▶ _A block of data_
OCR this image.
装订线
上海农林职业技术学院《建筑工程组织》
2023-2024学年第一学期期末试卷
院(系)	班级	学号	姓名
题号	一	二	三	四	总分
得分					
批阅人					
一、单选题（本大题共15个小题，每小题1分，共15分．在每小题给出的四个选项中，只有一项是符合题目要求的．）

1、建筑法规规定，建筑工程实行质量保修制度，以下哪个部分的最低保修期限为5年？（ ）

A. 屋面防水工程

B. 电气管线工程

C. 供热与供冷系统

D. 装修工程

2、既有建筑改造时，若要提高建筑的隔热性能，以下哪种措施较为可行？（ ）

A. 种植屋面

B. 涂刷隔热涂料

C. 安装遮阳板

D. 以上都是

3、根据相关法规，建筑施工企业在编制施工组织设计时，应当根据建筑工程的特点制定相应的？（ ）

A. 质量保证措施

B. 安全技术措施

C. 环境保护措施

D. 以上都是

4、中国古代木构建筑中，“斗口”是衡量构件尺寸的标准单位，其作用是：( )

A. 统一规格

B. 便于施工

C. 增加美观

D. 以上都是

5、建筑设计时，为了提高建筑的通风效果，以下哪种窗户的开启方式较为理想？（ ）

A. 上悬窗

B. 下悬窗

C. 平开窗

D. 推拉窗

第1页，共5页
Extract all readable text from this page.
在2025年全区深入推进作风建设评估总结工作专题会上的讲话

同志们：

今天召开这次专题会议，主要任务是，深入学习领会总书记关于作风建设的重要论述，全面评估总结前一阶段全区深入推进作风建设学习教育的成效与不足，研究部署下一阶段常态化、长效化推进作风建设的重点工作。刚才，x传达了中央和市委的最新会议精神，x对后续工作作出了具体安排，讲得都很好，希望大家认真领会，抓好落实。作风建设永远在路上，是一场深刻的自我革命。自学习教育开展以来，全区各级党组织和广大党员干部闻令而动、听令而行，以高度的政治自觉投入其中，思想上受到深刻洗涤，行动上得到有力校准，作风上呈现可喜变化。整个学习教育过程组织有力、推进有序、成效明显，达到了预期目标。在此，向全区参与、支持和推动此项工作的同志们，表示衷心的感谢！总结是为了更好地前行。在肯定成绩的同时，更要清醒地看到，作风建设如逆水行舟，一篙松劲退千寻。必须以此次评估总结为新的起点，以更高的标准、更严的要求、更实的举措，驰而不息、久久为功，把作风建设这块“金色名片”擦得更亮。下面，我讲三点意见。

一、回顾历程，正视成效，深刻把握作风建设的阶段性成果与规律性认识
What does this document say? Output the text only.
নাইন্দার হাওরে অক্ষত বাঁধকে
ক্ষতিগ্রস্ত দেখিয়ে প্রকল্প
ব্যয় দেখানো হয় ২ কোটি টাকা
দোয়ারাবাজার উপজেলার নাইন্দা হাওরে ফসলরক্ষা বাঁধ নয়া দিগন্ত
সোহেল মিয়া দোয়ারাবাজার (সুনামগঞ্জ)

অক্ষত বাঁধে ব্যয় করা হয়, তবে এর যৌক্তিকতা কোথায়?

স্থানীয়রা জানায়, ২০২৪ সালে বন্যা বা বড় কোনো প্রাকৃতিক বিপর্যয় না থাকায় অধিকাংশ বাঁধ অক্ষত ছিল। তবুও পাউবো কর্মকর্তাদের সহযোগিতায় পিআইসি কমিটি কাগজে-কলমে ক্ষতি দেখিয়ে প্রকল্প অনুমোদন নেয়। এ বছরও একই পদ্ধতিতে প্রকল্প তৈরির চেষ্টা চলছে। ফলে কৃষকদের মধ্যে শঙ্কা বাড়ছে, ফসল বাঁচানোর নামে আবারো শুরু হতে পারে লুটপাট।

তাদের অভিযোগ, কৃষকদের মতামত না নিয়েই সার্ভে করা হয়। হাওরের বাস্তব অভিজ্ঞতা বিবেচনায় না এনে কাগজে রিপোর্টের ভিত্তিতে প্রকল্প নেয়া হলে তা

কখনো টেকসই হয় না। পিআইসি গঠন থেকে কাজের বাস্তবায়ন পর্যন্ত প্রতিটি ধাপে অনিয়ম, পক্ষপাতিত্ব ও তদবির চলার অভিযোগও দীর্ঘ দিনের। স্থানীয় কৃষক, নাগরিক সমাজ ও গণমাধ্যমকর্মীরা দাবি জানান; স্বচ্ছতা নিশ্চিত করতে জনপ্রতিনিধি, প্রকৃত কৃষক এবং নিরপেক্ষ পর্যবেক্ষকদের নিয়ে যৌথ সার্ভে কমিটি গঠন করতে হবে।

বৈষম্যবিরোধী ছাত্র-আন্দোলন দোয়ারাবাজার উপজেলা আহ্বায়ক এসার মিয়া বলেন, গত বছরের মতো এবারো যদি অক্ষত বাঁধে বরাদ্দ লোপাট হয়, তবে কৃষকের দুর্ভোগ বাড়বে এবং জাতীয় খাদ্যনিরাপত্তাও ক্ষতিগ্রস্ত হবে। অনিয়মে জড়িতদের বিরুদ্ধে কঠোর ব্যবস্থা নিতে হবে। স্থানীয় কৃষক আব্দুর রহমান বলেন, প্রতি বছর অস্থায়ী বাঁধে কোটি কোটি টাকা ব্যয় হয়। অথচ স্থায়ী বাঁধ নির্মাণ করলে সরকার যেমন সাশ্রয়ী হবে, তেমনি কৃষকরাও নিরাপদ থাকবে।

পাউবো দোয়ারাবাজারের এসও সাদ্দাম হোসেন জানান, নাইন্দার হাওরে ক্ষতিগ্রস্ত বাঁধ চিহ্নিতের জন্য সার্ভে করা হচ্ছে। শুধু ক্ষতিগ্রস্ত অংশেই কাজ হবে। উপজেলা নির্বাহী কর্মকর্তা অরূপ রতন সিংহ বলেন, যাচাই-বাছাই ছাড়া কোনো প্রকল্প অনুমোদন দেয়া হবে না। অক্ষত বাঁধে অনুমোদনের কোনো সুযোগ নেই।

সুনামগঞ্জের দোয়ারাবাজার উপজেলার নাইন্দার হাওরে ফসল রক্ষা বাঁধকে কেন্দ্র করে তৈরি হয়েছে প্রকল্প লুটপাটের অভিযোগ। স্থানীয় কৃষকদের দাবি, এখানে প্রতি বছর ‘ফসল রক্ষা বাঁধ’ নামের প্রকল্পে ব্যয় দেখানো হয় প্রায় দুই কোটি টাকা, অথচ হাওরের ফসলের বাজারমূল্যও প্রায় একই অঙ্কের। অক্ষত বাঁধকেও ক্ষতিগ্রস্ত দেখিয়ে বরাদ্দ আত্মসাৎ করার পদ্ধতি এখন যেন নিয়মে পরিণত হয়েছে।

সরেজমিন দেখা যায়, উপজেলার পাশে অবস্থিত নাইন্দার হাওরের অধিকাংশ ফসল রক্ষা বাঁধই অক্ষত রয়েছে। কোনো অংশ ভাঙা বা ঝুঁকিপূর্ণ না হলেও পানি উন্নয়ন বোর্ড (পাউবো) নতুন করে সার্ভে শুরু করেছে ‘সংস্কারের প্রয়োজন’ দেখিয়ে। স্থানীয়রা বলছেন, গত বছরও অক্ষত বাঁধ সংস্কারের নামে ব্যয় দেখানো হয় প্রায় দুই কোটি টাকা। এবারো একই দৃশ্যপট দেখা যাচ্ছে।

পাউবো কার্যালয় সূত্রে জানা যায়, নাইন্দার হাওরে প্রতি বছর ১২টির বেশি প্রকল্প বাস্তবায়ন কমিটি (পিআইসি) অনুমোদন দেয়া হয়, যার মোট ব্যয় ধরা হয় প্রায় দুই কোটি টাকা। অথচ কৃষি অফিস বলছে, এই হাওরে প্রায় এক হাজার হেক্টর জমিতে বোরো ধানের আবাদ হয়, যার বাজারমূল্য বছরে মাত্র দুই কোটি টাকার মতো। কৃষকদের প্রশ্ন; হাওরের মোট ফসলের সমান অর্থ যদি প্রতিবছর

▶ _OBJECTIVE_
In the records above, find the lines containing "বছরও" and copy them.

▶ _TASK SOLUTION_
স্থানীয়রা জানায়, ২০২৪ সালে বন্যা বা বড় কোনো প্রাকৃতিক বিপর্যয় না থাকায় অধিকাংশ বাঁধ অক্ষত ছিল। তবুও পাউবো কর্মকর্তাদের সহযোগিতায় পিআইসি কমিটি কাগজে-কলমে ক্ষতি দেখিয়ে প্রকল্প অনুমোদন নেয়। এ বছরও একই পদ্ধতিতে প্রকল্প তৈরির চেষ্টা চলছে। ফলে কৃষকদের মধ্যে শঙ্কা বাড়ছে, ফসল বাঁচানোর নামে আবারো শুরু হতে পারে লুটপাট।
সরেজমিন দেখা যায়, উপজেলার পাশে অবস্থিত নাইন্দার হাওরের অধিকাংশ ফসল রক্ষা বাঁধই অক্ষত রয়েছে। কোনো অংশ ভাঙা বা ঝুঁকিপূর্ণ না হলেও পানি উন্নয়ন বোর্ড (পাউবো) নতুন করে সার্ভে শুরু করেছে ‘সংস্কারের প্রয়োজন’ দেখিয়ে। স্থানীয়রা বলছেন, গত বছরও অক্ষত বাঁধ সংস্কারের নামে ব্যয় দেখানো হয় প্রায় দুই কোটি টাকা। এবারো একই দৃশ্যপট দেখা যাচ্ছে।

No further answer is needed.